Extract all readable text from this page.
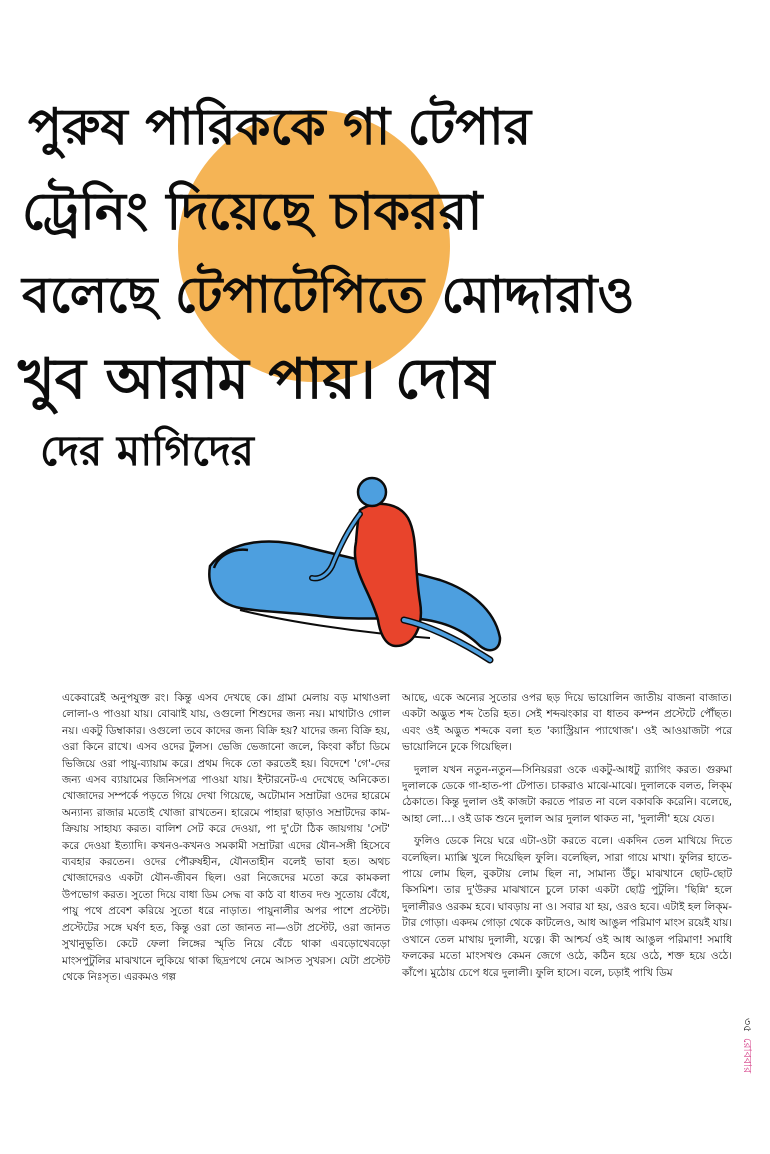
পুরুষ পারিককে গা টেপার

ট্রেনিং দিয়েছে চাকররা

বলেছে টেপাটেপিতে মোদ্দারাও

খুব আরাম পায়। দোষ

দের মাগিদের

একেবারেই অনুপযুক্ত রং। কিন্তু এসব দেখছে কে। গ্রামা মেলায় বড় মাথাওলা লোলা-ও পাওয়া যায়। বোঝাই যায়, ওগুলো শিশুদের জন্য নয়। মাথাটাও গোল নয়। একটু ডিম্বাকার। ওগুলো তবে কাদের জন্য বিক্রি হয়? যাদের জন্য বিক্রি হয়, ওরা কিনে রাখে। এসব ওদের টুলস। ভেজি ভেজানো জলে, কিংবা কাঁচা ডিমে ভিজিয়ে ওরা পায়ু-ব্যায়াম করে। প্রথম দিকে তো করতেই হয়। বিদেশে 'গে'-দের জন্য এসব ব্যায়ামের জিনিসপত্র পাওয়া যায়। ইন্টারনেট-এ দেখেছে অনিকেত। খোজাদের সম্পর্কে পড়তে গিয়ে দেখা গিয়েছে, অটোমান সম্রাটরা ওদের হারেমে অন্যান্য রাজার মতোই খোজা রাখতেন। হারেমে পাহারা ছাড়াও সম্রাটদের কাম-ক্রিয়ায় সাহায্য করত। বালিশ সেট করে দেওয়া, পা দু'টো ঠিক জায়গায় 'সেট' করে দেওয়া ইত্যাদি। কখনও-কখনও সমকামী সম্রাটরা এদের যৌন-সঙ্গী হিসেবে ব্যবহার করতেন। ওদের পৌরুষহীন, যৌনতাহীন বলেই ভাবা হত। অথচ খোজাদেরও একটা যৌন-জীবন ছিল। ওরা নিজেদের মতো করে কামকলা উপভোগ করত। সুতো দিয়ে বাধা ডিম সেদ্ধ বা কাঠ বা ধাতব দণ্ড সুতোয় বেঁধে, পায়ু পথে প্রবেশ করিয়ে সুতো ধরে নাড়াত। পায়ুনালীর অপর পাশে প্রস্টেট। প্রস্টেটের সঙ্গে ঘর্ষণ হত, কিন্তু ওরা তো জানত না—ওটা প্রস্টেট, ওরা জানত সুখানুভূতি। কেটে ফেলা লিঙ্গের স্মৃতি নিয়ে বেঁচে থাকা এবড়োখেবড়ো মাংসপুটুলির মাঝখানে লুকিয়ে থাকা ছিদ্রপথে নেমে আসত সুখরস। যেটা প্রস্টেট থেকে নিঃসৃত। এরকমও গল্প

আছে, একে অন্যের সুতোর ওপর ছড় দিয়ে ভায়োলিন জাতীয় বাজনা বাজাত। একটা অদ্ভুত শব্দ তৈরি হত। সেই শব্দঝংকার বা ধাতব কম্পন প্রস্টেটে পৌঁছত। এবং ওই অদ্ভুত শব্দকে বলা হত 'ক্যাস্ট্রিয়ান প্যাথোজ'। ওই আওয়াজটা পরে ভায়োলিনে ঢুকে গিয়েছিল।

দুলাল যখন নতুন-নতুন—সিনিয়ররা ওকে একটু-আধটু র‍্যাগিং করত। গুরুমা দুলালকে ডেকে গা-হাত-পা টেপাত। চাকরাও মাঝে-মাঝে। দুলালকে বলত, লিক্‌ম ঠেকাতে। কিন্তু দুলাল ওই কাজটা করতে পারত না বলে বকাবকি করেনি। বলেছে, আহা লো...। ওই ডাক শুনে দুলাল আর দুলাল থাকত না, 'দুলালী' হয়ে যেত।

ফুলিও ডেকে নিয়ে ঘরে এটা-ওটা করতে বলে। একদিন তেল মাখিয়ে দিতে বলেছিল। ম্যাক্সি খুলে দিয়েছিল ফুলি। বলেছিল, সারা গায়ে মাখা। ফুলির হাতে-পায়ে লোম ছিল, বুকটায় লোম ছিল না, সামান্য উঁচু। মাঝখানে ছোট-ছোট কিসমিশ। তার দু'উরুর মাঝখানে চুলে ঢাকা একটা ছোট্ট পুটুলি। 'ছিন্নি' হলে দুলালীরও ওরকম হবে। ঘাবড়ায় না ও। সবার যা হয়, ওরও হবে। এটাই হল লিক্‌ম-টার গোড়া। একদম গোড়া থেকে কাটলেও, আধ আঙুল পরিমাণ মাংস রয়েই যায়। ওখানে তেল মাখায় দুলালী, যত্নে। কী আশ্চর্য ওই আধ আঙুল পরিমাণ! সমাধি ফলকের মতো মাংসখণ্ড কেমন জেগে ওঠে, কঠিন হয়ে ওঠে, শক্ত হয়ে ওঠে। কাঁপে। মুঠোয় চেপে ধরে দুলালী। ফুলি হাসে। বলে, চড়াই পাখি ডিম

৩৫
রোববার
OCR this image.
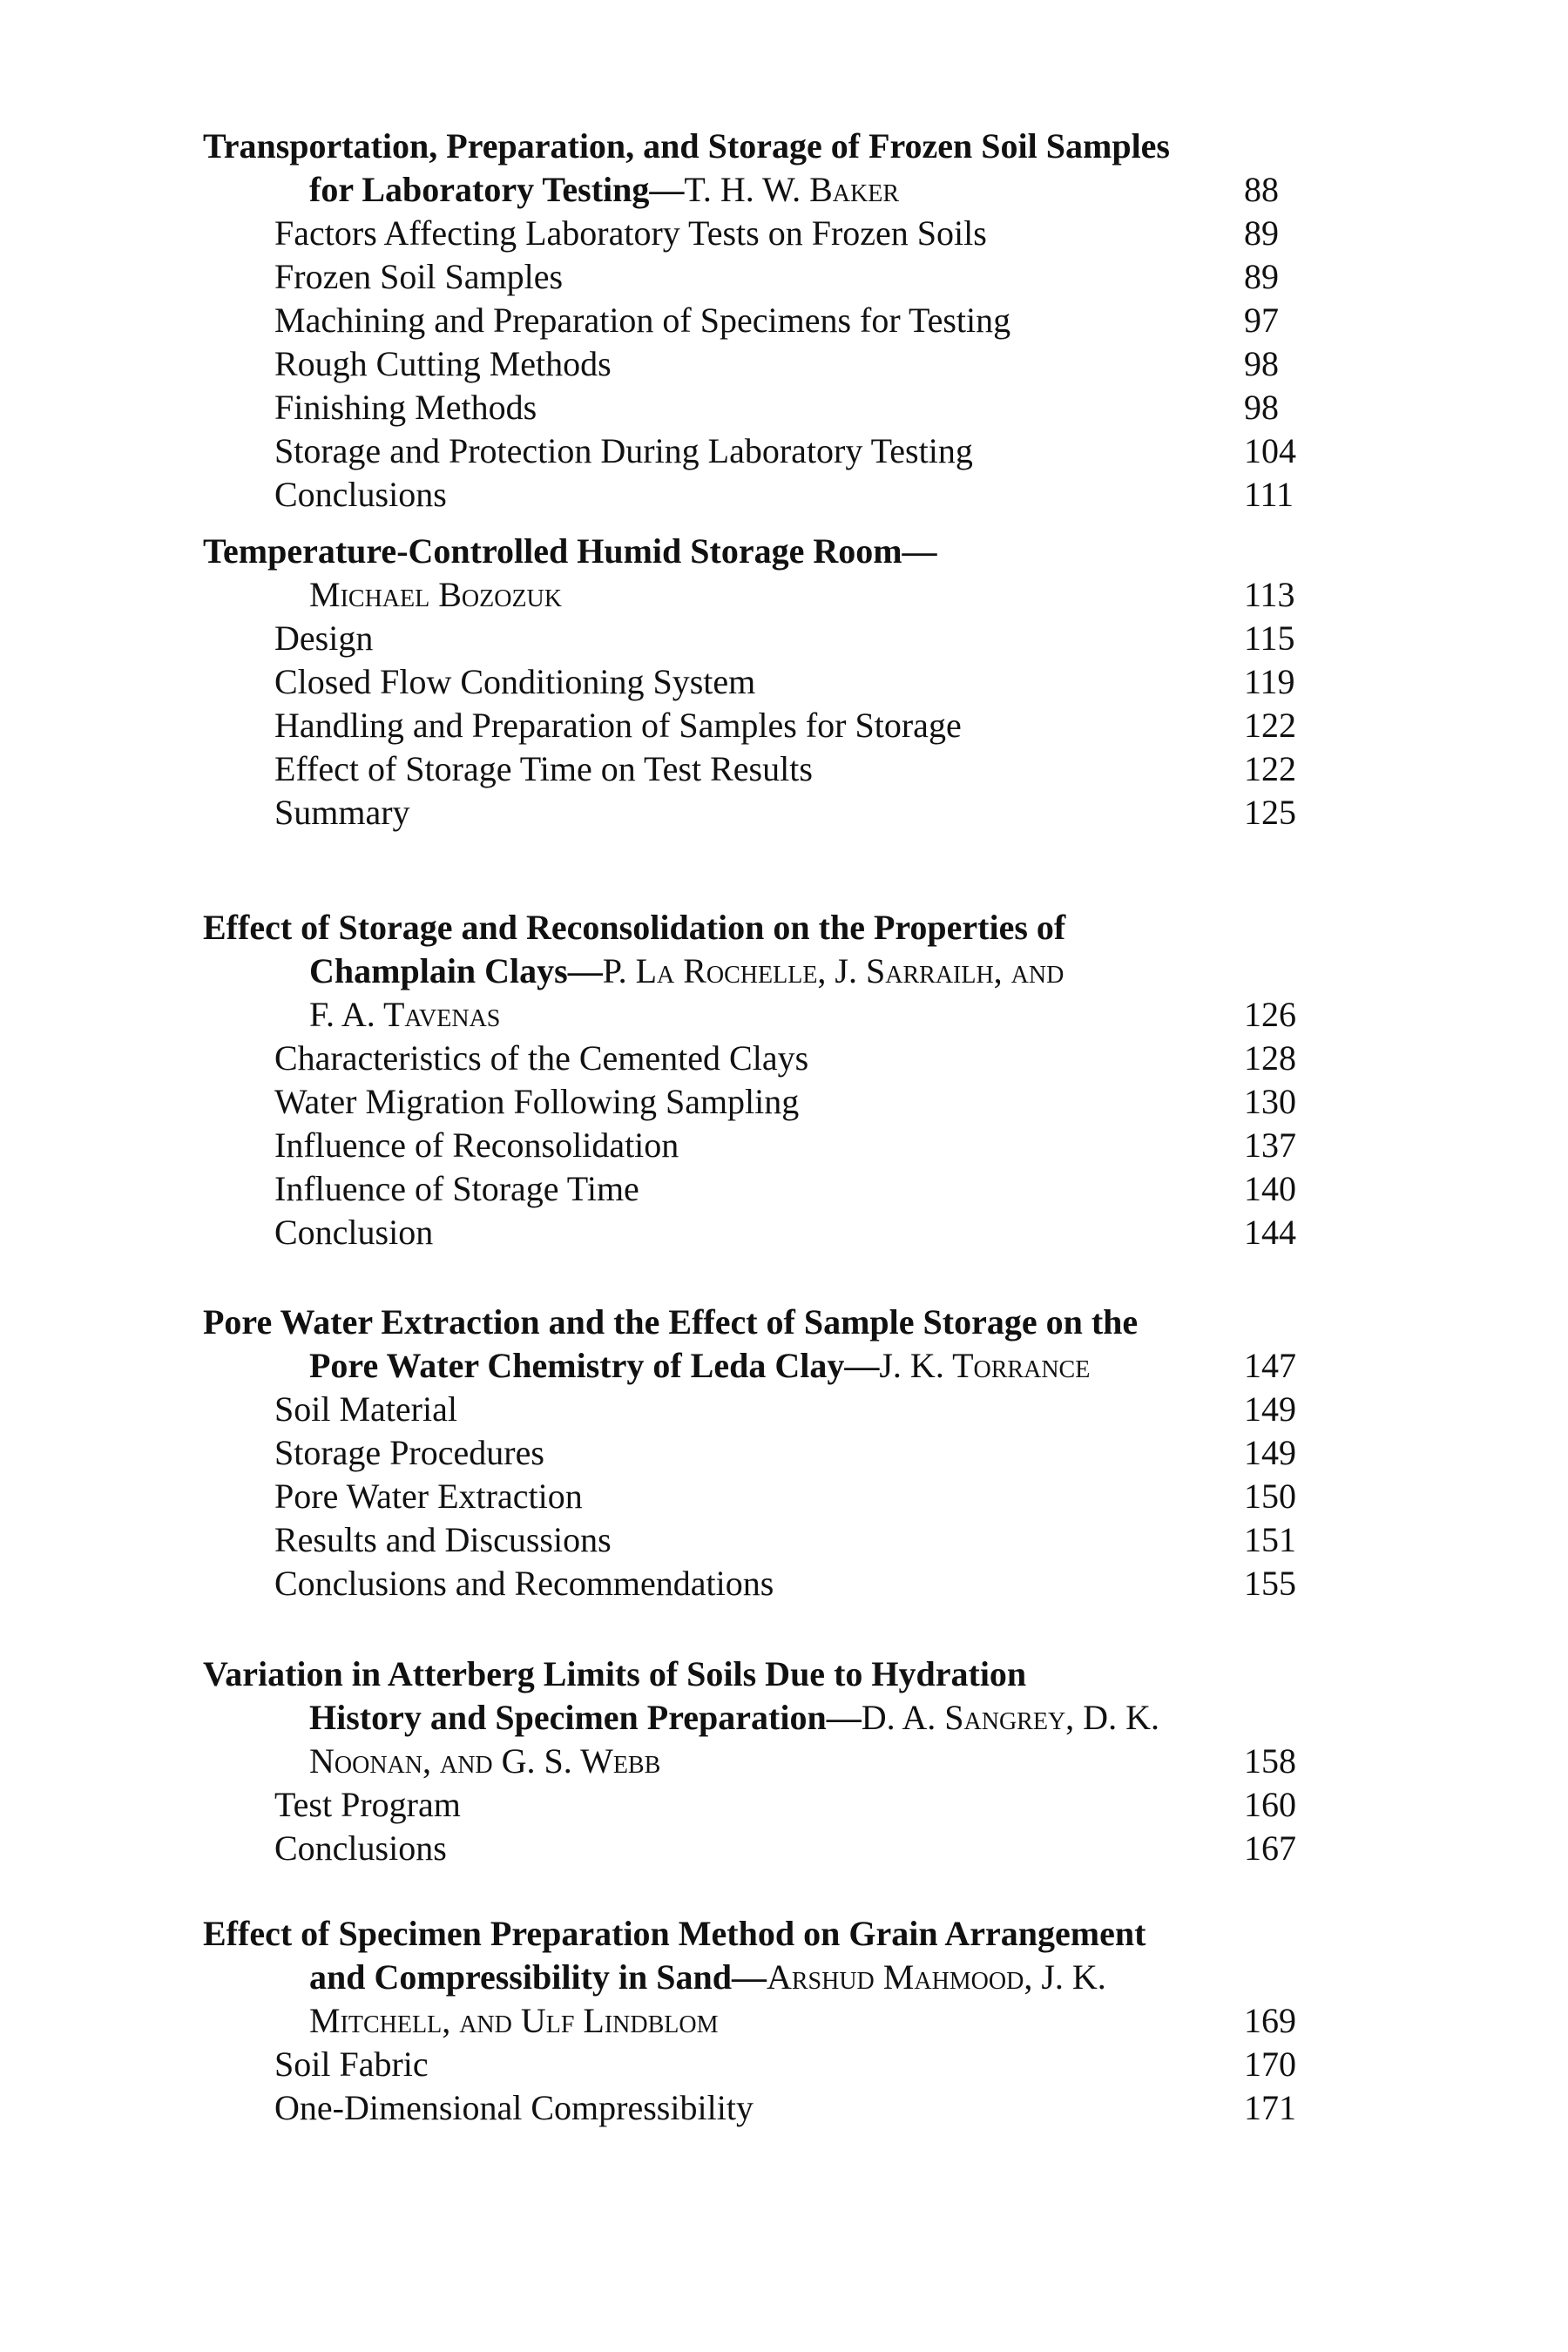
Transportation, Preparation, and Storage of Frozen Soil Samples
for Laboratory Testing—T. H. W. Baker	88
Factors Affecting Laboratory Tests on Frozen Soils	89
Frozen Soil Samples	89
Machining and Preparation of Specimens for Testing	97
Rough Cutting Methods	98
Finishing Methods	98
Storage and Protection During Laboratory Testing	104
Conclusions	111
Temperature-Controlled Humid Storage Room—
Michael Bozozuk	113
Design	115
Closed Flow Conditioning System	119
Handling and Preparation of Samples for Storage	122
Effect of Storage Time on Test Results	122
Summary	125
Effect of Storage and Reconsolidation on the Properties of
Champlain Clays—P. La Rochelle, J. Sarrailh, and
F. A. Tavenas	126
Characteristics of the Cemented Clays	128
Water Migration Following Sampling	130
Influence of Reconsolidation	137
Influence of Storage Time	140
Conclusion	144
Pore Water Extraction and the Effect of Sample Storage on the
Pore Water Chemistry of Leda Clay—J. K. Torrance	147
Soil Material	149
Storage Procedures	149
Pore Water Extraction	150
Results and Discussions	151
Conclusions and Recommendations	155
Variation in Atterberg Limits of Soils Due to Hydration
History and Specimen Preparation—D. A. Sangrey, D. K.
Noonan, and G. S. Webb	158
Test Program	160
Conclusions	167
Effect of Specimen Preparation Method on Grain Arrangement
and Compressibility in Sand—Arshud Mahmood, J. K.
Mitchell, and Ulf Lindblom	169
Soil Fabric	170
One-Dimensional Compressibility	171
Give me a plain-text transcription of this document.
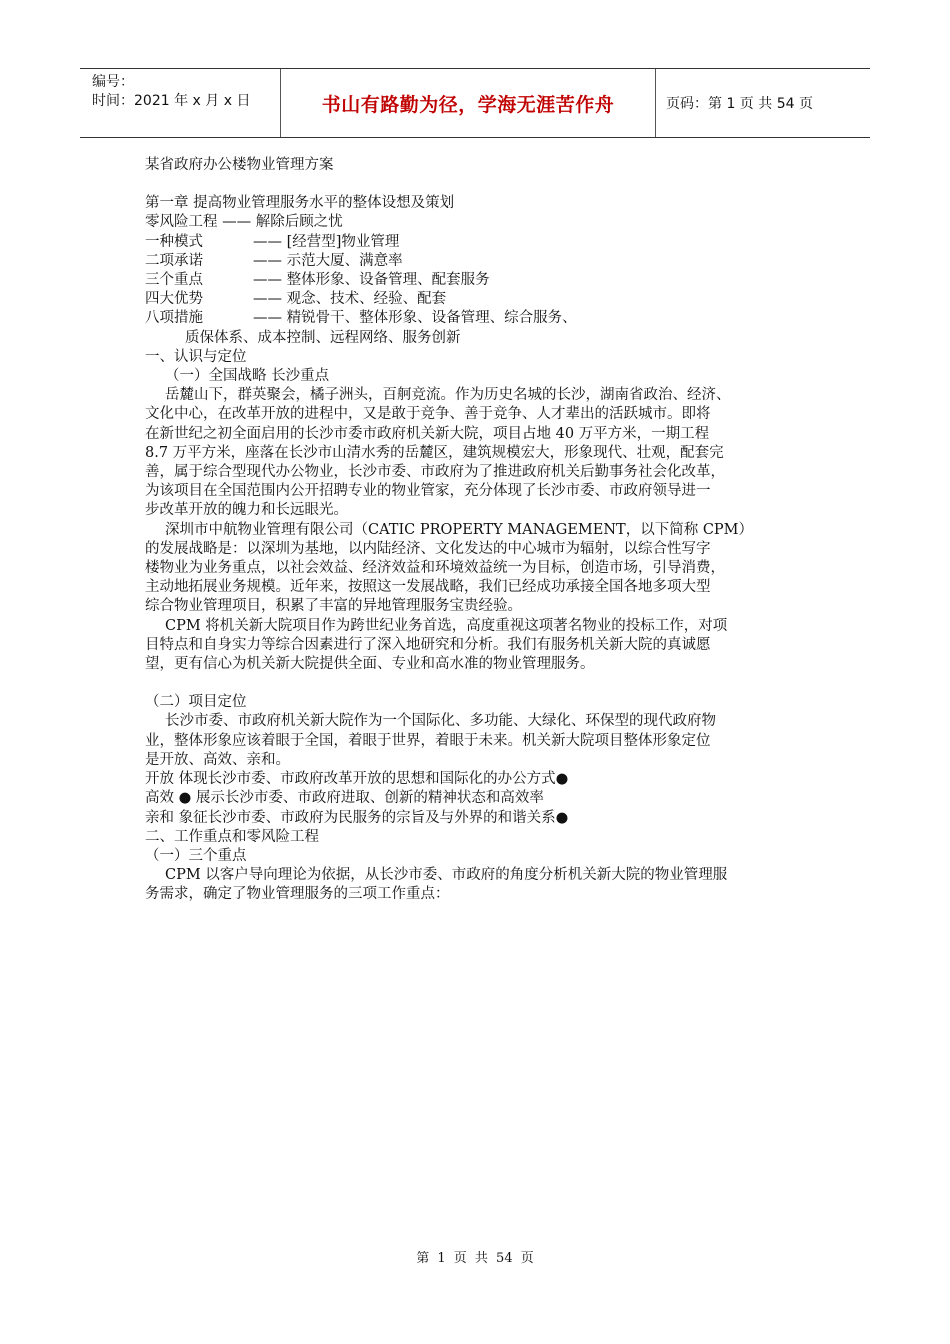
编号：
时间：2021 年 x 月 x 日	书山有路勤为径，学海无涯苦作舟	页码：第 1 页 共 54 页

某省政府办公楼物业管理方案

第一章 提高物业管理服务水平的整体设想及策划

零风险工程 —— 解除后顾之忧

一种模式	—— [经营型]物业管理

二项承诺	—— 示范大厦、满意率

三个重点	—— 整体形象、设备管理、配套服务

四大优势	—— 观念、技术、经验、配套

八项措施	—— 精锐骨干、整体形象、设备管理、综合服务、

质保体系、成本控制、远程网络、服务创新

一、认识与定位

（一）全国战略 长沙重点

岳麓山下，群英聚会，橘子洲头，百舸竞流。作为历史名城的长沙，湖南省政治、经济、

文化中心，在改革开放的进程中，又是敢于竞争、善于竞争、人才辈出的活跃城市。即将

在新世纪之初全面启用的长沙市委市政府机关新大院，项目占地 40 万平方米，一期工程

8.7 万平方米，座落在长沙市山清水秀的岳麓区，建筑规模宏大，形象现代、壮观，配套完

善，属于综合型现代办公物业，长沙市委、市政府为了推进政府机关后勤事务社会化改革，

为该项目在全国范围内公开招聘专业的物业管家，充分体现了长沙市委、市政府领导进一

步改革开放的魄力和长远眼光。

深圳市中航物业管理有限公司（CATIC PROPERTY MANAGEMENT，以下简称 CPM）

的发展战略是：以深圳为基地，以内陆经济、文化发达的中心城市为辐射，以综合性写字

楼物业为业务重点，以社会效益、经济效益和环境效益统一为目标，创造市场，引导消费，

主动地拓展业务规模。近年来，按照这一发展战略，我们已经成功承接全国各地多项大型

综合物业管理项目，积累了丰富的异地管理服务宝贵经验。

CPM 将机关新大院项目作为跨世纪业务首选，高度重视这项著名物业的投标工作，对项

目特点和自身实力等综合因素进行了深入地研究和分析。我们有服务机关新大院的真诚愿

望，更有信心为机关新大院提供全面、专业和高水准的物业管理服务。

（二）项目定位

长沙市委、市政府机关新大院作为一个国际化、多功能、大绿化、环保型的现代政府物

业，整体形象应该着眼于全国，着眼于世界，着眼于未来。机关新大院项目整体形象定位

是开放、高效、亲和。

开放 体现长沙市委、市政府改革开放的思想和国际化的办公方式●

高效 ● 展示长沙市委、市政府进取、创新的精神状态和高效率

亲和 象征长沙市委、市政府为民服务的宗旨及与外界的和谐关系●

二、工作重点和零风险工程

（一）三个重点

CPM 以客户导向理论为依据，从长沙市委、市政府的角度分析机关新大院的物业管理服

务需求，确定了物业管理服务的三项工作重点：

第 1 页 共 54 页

********************

Which lines of the data above contain "万平方米"? Copy each one.

◆ **Written answer**
在新世纪之初全面启用的长沙市委市政府机关新大院，项目占地 40 万平方米，一期工程
8.7 万平方米，座落在长沙市山清水秀的岳麓区，建筑规模宏大，形象现代、壮观，配套完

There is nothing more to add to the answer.